## DATA SUPPLIED:
* Start *

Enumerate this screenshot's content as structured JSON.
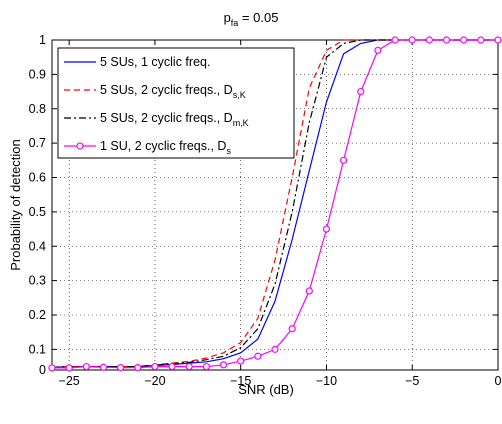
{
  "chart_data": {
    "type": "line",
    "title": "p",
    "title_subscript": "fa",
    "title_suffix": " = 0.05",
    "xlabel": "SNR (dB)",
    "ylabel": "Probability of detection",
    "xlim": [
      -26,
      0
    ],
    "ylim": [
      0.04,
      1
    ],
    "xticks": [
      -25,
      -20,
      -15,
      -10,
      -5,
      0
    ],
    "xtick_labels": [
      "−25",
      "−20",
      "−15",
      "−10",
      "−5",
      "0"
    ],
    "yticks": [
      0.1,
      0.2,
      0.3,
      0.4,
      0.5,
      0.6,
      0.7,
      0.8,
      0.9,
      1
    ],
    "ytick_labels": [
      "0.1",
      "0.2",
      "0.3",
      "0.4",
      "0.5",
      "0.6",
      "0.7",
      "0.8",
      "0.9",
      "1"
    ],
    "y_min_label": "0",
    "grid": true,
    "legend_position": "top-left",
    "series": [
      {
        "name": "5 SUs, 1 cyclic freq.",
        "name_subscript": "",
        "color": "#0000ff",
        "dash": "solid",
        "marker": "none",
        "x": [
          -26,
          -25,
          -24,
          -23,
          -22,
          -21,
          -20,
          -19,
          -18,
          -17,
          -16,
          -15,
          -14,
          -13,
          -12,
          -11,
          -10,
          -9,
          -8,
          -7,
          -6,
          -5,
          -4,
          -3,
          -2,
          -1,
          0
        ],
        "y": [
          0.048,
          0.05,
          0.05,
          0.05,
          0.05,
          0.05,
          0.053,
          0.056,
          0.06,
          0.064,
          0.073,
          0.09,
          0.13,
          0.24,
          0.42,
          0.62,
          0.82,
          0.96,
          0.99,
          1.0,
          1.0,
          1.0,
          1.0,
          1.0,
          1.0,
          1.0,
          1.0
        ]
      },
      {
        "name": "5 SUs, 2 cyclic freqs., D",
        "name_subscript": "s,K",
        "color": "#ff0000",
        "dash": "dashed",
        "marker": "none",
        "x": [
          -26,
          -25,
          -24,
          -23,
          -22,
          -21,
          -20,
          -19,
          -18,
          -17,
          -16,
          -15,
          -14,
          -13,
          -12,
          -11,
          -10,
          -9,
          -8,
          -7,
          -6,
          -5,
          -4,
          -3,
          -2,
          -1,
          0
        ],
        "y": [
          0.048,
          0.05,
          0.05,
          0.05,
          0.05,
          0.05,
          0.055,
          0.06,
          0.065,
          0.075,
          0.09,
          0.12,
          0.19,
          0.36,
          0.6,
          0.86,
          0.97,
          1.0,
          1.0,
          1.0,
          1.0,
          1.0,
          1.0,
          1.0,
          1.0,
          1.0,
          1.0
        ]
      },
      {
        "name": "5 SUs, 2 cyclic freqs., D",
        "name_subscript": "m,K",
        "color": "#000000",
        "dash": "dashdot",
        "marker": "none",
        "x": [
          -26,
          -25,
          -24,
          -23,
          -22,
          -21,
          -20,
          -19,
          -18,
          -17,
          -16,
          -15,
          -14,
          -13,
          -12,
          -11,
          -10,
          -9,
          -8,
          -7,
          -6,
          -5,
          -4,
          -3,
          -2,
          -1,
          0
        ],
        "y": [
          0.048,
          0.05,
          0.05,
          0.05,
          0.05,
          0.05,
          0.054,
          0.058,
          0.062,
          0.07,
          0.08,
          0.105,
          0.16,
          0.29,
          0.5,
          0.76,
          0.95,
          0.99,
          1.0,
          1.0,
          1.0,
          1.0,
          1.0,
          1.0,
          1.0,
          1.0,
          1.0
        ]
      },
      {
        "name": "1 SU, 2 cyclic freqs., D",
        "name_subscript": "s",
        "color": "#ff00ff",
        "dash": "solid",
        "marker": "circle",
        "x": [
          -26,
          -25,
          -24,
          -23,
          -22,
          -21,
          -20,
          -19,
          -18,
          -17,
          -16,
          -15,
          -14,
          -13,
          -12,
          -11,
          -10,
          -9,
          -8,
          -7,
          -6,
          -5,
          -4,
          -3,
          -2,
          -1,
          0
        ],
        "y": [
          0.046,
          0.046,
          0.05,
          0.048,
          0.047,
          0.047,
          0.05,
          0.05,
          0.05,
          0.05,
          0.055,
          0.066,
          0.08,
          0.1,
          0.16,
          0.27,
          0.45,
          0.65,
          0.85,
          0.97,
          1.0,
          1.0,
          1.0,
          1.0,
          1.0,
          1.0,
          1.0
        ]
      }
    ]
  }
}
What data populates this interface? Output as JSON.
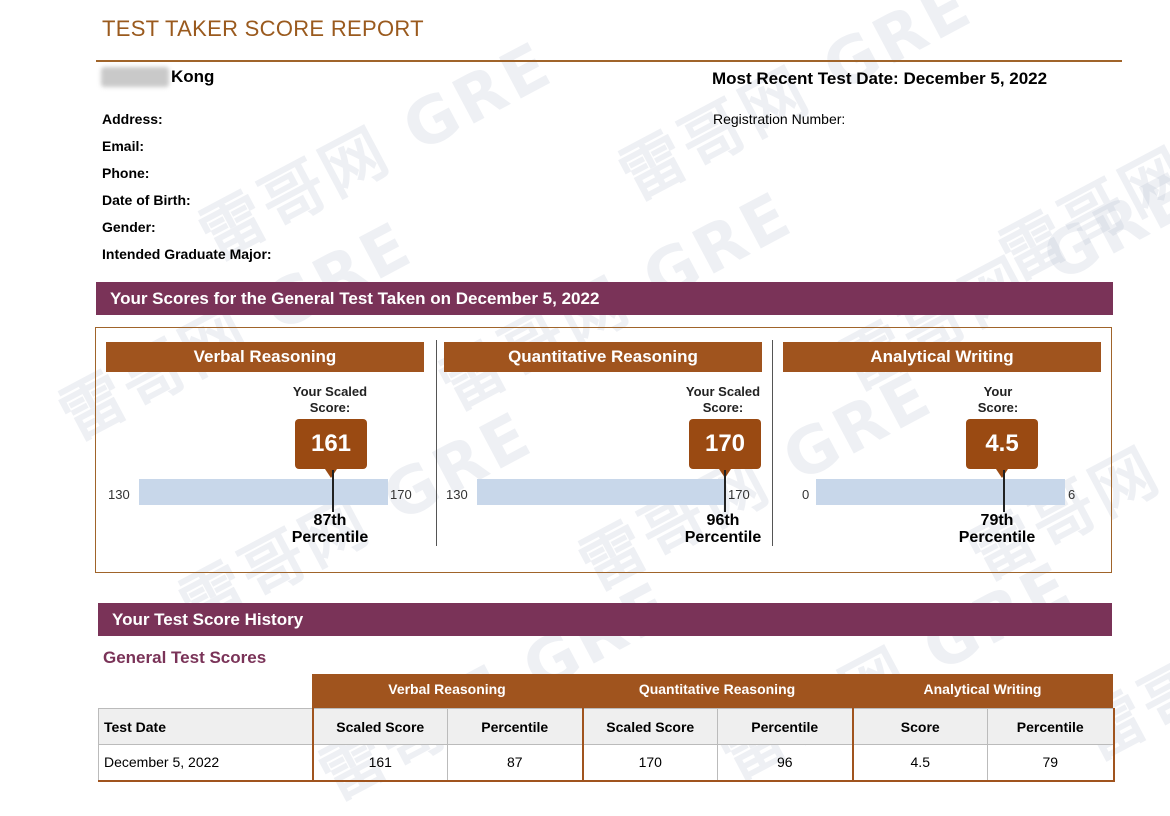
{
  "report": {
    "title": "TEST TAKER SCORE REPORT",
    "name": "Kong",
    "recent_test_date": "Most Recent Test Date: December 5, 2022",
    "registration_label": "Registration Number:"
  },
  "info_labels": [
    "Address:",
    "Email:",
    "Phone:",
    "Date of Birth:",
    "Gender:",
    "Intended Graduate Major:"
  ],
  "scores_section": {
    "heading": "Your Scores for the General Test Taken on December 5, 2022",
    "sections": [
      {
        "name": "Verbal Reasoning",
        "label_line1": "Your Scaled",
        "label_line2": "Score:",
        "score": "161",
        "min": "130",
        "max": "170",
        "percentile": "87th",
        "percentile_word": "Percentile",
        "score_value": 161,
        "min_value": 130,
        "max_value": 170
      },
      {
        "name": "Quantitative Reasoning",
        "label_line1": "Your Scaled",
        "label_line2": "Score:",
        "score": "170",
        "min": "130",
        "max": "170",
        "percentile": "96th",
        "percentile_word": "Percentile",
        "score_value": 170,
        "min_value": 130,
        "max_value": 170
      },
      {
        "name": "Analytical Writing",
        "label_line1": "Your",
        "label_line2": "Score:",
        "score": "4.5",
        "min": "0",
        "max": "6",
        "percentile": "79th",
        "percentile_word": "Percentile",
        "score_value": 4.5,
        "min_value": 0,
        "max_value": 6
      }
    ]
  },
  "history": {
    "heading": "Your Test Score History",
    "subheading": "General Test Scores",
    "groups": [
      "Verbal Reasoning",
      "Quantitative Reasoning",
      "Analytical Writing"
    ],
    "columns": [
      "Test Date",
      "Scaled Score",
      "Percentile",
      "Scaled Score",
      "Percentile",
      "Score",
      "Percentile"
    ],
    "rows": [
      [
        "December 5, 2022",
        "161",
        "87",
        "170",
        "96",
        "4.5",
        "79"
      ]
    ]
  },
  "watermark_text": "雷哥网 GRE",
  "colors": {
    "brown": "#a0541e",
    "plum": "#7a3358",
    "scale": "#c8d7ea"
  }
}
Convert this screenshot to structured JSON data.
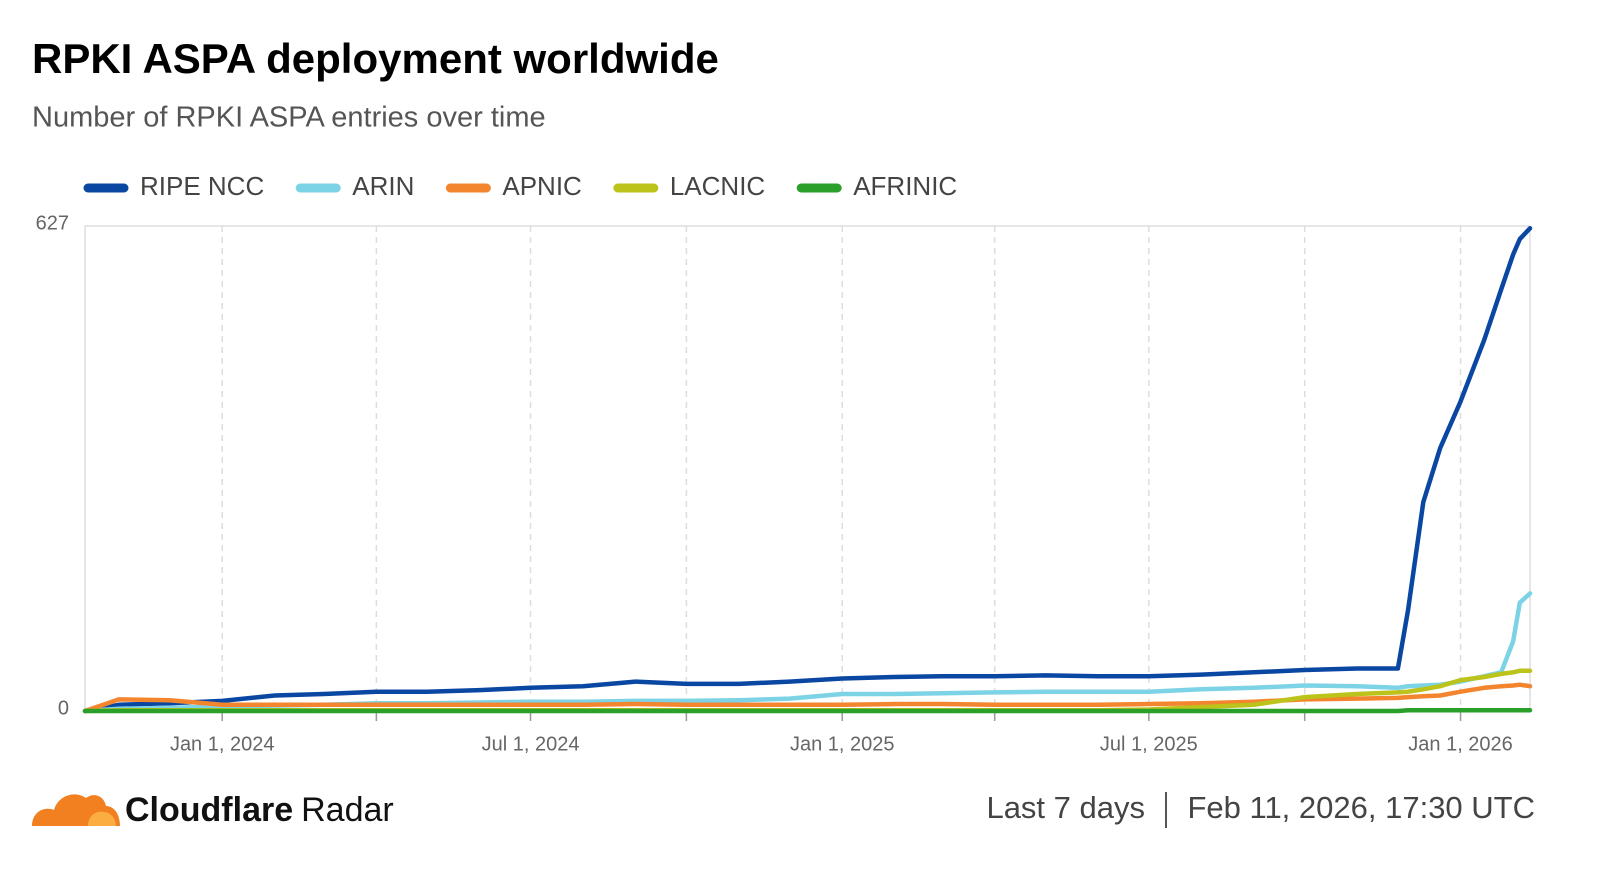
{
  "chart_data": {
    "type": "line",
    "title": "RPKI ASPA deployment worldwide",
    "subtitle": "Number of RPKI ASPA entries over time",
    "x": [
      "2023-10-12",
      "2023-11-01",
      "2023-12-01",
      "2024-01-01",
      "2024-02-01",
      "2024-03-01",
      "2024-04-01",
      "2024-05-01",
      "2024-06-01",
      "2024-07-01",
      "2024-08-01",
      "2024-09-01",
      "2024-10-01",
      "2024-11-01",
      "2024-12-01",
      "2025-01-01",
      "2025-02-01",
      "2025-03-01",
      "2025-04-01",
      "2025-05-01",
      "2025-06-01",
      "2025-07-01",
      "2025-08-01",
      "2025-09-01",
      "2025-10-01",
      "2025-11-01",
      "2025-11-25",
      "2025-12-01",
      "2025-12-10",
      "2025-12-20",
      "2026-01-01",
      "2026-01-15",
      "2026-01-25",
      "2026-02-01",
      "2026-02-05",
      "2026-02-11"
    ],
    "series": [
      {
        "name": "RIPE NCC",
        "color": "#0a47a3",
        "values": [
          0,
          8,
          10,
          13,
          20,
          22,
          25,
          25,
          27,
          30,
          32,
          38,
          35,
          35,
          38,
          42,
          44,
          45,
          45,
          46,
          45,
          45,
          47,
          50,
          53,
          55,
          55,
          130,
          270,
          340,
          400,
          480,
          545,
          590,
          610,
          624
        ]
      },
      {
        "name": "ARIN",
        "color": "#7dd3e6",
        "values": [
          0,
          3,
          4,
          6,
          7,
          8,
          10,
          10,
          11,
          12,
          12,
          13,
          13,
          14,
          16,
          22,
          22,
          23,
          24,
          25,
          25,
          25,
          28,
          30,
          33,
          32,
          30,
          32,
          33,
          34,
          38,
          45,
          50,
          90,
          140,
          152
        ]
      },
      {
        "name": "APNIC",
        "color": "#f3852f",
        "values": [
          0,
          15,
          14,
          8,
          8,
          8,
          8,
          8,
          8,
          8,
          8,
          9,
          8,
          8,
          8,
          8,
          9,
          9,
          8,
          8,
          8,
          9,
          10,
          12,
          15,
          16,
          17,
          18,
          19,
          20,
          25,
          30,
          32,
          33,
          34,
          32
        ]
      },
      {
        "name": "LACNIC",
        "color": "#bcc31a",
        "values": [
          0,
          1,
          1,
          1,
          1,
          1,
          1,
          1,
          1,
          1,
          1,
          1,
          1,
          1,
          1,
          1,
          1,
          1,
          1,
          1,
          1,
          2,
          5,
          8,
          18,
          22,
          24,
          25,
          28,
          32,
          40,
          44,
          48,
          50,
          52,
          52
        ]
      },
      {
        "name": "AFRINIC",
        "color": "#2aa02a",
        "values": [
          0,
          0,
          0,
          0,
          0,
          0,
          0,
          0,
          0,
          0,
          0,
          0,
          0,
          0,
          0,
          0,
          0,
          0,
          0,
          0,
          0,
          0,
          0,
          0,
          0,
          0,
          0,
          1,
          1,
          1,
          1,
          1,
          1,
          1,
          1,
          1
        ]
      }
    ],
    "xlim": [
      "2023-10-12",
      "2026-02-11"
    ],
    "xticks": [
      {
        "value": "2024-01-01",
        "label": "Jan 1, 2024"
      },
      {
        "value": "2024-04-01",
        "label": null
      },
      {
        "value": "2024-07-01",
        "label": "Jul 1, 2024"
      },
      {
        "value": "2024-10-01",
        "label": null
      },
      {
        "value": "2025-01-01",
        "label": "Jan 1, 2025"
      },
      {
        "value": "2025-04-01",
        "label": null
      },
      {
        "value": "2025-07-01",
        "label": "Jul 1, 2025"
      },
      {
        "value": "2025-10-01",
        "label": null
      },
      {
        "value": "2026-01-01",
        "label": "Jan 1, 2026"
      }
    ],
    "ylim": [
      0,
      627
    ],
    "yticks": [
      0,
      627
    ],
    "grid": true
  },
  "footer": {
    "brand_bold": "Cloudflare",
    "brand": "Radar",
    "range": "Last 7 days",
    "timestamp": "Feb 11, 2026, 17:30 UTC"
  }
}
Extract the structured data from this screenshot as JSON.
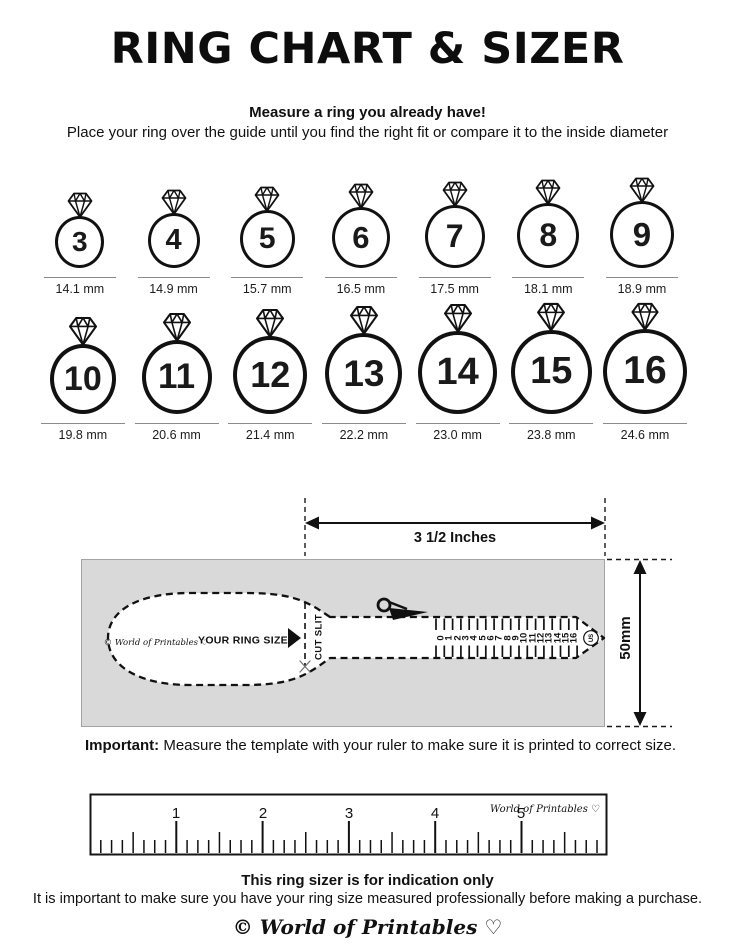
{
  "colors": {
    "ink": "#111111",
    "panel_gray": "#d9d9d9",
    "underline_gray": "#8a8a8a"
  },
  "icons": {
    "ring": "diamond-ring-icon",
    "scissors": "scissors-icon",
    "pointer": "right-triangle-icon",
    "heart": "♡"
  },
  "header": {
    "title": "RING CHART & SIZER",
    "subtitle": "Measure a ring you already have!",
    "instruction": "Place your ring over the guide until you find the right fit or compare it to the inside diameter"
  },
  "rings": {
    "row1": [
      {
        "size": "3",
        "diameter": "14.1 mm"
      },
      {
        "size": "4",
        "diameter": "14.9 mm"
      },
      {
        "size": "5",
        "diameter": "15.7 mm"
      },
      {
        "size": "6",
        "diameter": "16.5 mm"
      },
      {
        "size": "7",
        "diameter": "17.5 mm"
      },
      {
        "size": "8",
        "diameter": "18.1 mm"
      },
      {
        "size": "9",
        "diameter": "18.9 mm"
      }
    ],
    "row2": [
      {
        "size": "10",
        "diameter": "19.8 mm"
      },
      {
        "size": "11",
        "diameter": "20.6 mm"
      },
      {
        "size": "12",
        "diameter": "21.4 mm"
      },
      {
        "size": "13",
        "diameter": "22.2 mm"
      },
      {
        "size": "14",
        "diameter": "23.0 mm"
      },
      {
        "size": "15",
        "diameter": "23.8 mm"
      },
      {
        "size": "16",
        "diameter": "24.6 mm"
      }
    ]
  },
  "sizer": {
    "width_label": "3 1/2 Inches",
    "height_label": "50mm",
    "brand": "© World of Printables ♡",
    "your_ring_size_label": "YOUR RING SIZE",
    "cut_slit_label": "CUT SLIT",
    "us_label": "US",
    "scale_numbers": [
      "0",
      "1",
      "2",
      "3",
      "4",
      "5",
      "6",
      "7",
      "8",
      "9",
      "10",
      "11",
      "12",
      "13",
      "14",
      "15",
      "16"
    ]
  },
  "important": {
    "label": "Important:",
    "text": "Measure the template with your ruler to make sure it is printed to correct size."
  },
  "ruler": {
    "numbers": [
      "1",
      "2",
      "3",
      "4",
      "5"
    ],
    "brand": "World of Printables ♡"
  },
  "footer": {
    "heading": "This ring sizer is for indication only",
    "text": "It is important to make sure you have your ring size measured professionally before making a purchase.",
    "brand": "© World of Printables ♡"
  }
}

* End *

## DIRECTIONS:
Report the number of lines of the listing above that hold the string "RPKI", with no other text.

## RESPONSE TO THE TASK:
2